Gather the lines from the material that contain "yyyy".

:::

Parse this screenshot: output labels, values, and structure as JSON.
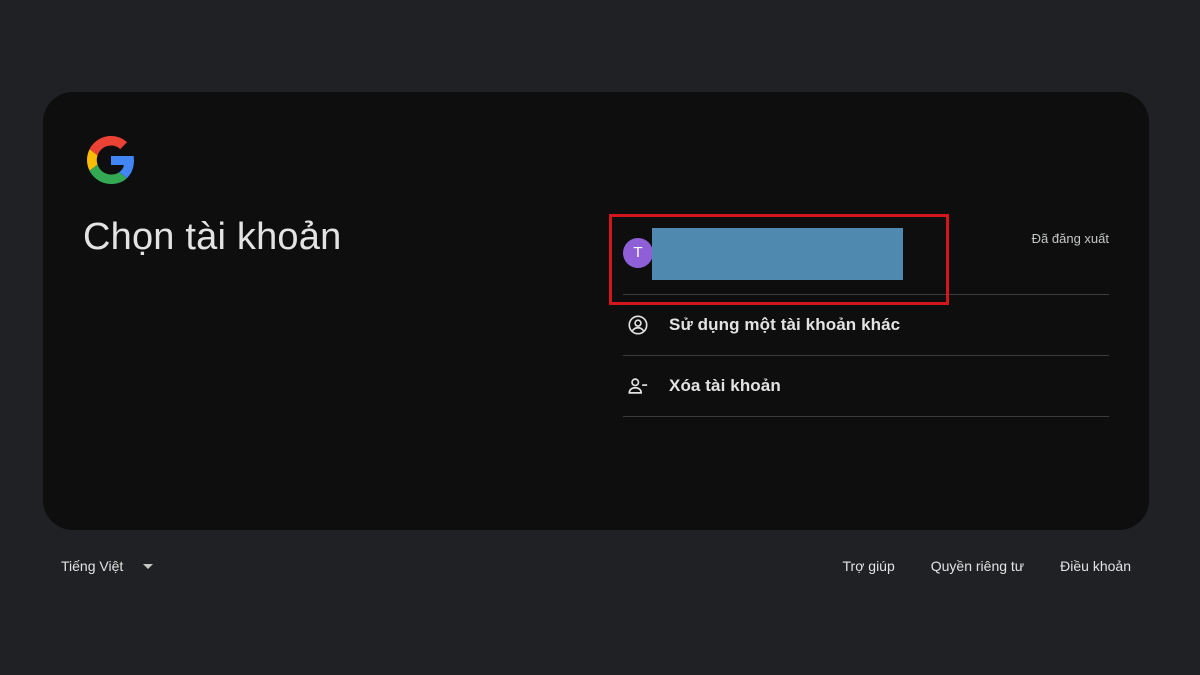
{
  "card": {
    "logo": {
      "icon": "google-g-icon",
      "colors": [
        "#4285f4",
        "#ea4335",
        "#fbbc05",
        "#34a853"
      ]
    },
    "title": "Chọn tài khoản"
  },
  "accounts": [
    {
      "avatar_letter": "T",
      "avatar_color": "#8e5fd6",
      "status": "Đã đăng xuất"
    }
  ],
  "options": [
    {
      "icon": "account-circle-icon",
      "label": "Sử dụng một tài khoản khác"
    },
    {
      "icon": "remove-account-icon",
      "label": "Xóa tài khoản"
    }
  ],
  "footer": {
    "language": "Tiếng Việt",
    "links": [
      "Trợ giúp",
      "Quyền riêng tư",
      "Điều khoản"
    ]
  },
  "colors": {
    "background": "#202124",
    "card": "#0e0e0f",
    "highlight": "#d3161b",
    "redaction": "#4f89b0"
  }
}
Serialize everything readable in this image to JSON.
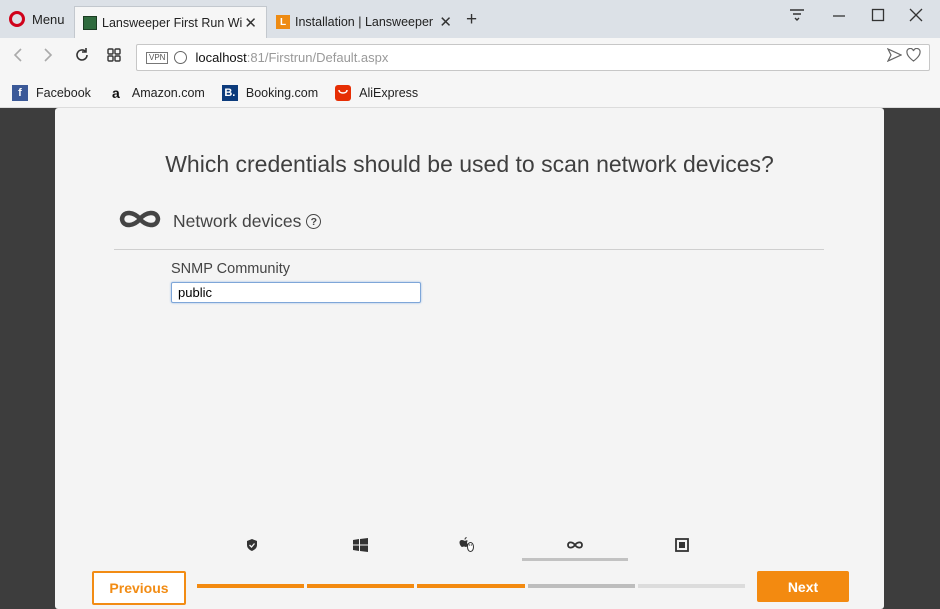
{
  "browser": {
    "menu_label": "Menu",
    "tabs": [
      {
        "title": "Lansweeper First Run Wiza",
        "active": true
      },
      {
        "title": "Installation | Lansweeper I",
        "active": false
      }
    ],
    "address": {
      "vpn_badge": "VPN",
      "host": "localhost",
      "rest": ":81/Firstrun/Default.aspx"
    },
    "bookmarks": [
      {
        "label": "Facebook",
        "icon": "facebook-icon",
        "glyph": "f"
      },
      {
        "label": "Amazon.com",
        "icon": "amazon-icon",
        "glyph": "a"
      },
      {
        "label": "Booking.com",
        "icon": "booking-icon",
        "glyph": "B."
      },
      {
        "label": "AliExpress",
        "icon": "aliexpress-icon",
        "glyph": ""
      }
    ]
  },
  "wizard": {
    "question": "Which credentials should be used to scan network devices?",
    "section_label": "Network devices",
    "section_help": "?",
    "field_label": "SNMP Community",
    "field_value": "public",
    "steps": [
      {
        "icon": "shield-icon"
      },
      {
        "icon": "windows-icon"
      },
      {
        "icon": "apple-linux-icon"
      },
      {
        "icon": "infinity-icon",
        "current": true
      },
      {
        "icon": "square-icon"
      }
    ],
    "progress_segments": [
      {
        "state": "done"
      },
      {
        "state": "done"
      },
      {
        "state": "done"
      },
      {
        "state": "current"
      },
      {
        "state": "pending"
      }
    ],
    "previous_label": "Previous",
    "next_label": "Next",
    "colors": {
      "accent": "#f38a10",
      "segment_current": "#bdbdbd",
      "segment_pending": "#dcdcdc"
    }
  }
}
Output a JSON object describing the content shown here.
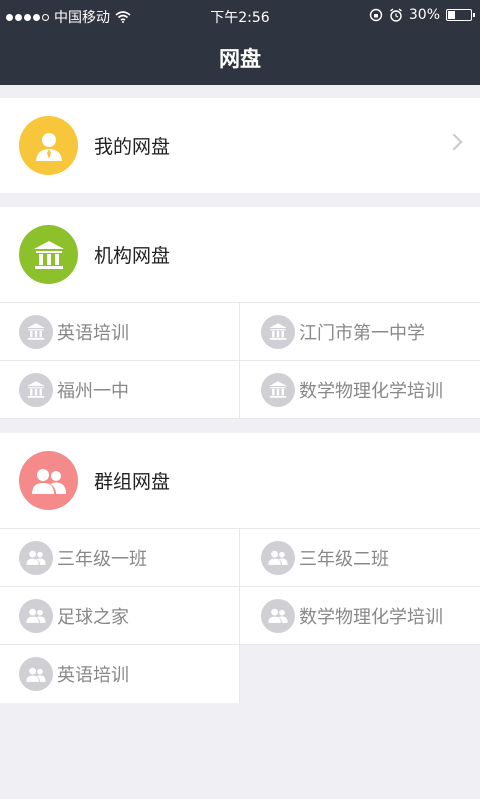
{
  "status": {
    "carrier": "中国移动",
    "time": "下午2:56",
    "battery": "30%",
    "battery_level": 0.3
  },
  "header": {
    "title": "网盘"
  },
  "my_drive": {
    "label": "我的网盘",
    "color": "#f7c63a"
  },
  "org_drive": {
    "label": "机构网盘",
    "color": "#8dc12c",
    "items": [
      {
        "label": "英语培训"
      },
      {
        "label": "江门市第一中学"
      },
      {
        "label": "福州一中"
      },
      {
        "label": "数学物理化学培训"
      }
    ]
  },
  "group_drive": {
    "label": "群组网盘",
    "color": "#f58a8a",
    "items": [
      {
        "label": "三年级一班"
      },
      {
        "label": "三年级二班"
      },
      {
        "label": "足球之家"
      },
      {
        "label": "数学物理化学培训"
      },
      {
        "label": "英语培训"
      }
    ]
  }
}
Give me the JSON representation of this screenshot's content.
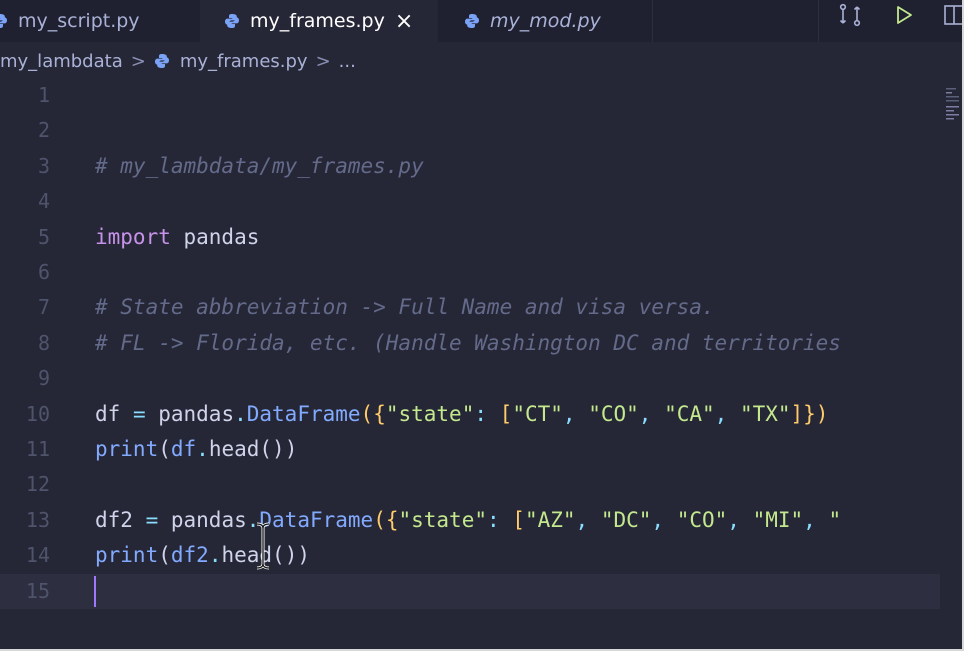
{
  "tabs": [
    {
      "label": "my_script.py",
      "active": false
    },
    {
      "label": "my_frames.py",
      "active": true,
      "close": "×"
    },
    {
      "label": "my_mod.py",
      "active": false
    }
  ],
  "breadcrumb": {
    "folder": "my_lambdata",
    "file": "my_frames.py",
    "more": "...",
    "separator": ">"
  },
  "actions": [
    "compare-changes-icon",
    "run-icon",
    "split-editor-icon"
  ],
  "colors": {
    "editor_bg": "#262736",
    "tabbar_bg": "#1f2030",
    "comment": "#646a8a",
    "keyword": "#c792ea",
    "function": "#82aaff",
    "string": "#c3e88d",
    "caret": "#a078ff"
  },
  "editor": {
    "lines": [
      {
        "n": "1",
        "tokens": []
      },
      {
        "n": "2",
        "tokens": []
      },
      {
        "n": "3",
        "tokens": [
          {
            "t": "# my_lambdata/my_frames.py",
            "c": "comment"
          }
        ]
      },
      {
        "n": "4",
        "tokens": []
      },
      {
        "n": "5",
        "tokens": [
          {
            "t": "import",
            "c": "kw"
          },
          {
            "t": " pandas",
            "c": "id"
          }
        ]
      },
      {
        "n": "6",
        "tokens": []
      },
      {
        "n": "7",
        "tokens": [
          {
            "t": "# State abbreviation -> Full Name and visa versa.",
            "c": "comment"
          }
        ]
      },
      {
        "n": "8",
        "tokens": [
          {
            "t": "# FL -> Florida, etc. (Handle Washington DC and territories",
            "c": "comment"
          }
        ]
      },
      {
        "n": "9",
        "tokens": []
      },
      {
        "n": "10",
        "tokens": [
          {
            "t": "df",
            "c": "id"
          },
          {
            "t": " = ",
            "c": "punc"
          },
          {
            "t": "pandas",
            "c": "id"
          },
          {
            "t": ".",
            "c": "punc"
          },
          {
            "t": "DataFrame",
            "c": "fn"
          },
          {
            "t": "({",
            "c": "cls"
          },
          {
            "t": "\"state\"",
            "c": "str"
          },
          {
            "t": ": ",
            "c": "punc"
          },
          {
            "t": "[",
            "c": "cls"
          },
          {
            "t": "\"CT\"",
            "c": "str"
          },
          {
            "t": ", ",
            "c": "punc"
          },
          {
            "t": "\"CO\"",
            "c": "str"
          },
          {
            "t": ", ",
            "c": "punc"
          },
          {
            "t": "\"CA\"",
            "c": "str"
          },
          {
            "t": ", ",
            "c": "punc"
          },
          {
            "t": "\"TX\"",
            "c": "str"
          },
          {
            "t": "]})",
            "c": "cls"
          }
        ]
      },
      {
        "n": "11",
        "tokens": [
          {
            "t": "print",
            "c": "fn"
          },
          {
            "t": "(",
            "c": "id"
          },
          {
            "t": "df",
            "c": "fn"
          },
          {
            "t": ".",
            "c": "punc"
          },
          {
            "t": "head",
            "c": "id"
          },
          {
            "t": "())",
            "c": "id"
          }
        ]
      },
      {
        "n": "12",
        "tokens": []
      },
      {
        "n": "13",
        "tokens": [
          {
            "t": "df2",
            "c": "id"
          },
          {
            "t": " = ",
            "c": "punc"
          },
          {
            "t": "pandas",
            "c": "id"
          },
          {
            "t": ".",
            "c": "punc"
          },
          {
            "t": "DataFrame",
            "c": "fn"
          },
          {
            "t": "({",
            "c": "cls"
          },
          {
            "t": "\"state\"",
            "c": "str"
          },
          {
            "t": ": ",
            "c": "punc"
          },
          {
            "t": "[",
            "c": "cls"
          },
          {
            "t": "\"AZ\"",
            "c": "str"
          },
          {
            "t": ", ",
            "c": "punc"
          },
          {
            "t": "\"DC\"",
            "c": "str"
          },
          {
            "t": ", ",
            "c": "punc"
          },
          {
            "t": "\"CO\"",
            "c": "str"
          },
          {
            "t": ", ",
            "c": "punc"
          },
          {
            "t": "\"MI\"",
            "c": "str"
          },
          {
            "t": ", ",
            "c": "punc"
          },
          {
            "t": "\"",
            "c": "str"
          }
        ]
      },
      {
        "n": "14",
        "tokens": [
          {
            "t": "print",
            "c": "fn"
          },
          {
            "t": "(",
            "c": "id"
          },
          {
            "t": "df2",
            "c": "fn"
          },
          {
            "t": ".",
            "c": "punc"
          },
          {
            "t": "head",
            "c": "id"
          },
          {
            "t": "())",
            "c": "id"
          }
        ]
      },
      {
        "n": "15",
        "tokens": [],
        "current": true
      }
    ]
  }
}
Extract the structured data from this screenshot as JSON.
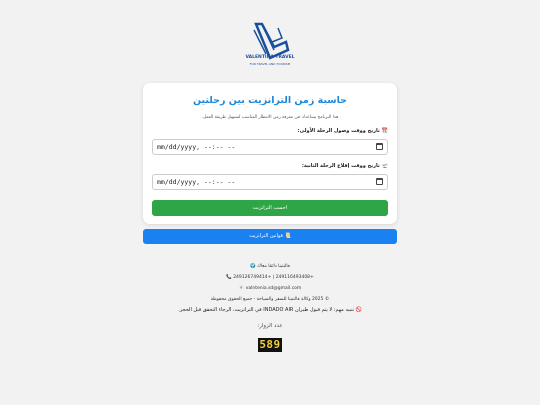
{
  "brand": {
    "name": "VALENTINA TRAVEL",
    "tagline": "FOR TRAVEL AND TOURISM"
  },
  "card": {
    "title": "حاسبة زمن الترانزيت بين رحلتين",
    "description": "هذا البرنامج يساعدك في معرفة زمن الانتظار المناسب لتسهيل طريقة العمل.",
    "arrival_label": "تاريخ ووقت وصول الرحلة الأولى:",
    "arrival_icon": "📆",
    "arrival_value": "mm/dd/yyyy, --:-- --",
    "departure_label": "تاريخ ووقت إقلاع الرحلة الثانية:",
    "departure_icon": "🛫",
    "departure_value": "mm/dd/yyyy, --:-- --",
    "calculate_button": "احسب الترانزيت"
  },
  "laws_button": "📜 قوانين الترانزيت",
  "footer": {
    "tagline": "🌍 فالنتينا دائمًا معاك",
    "phones": "📞 249126749414+ | 249116493408+",
    "email": "📧 valntenia.sd@gmail.com",
    "copyright": "© 2025 وكالة فالنتينا للسفر والسياحة - جميع الحقوق محفوظة"
  },
  "notice": "🚫 تنبيه مهم: لا يتم قبول طيران INDADO AIR في الترانزيت، الرجاء التحقق قبل الحجز.",
  "visitors": {
    "label": "عدد الزوار:",
    "count": "589"
  },
  "colors": {
    "primary": "#1a82f0",
    "success": "#2ea646",
    "title": "#1e88d8"
  }
}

:::

▶ [Exercise solution]
    "arrival_value": "mm/dd/yyyy, --:-- --",
    "departure_value": "mm/dd/yyyy, --:-- --",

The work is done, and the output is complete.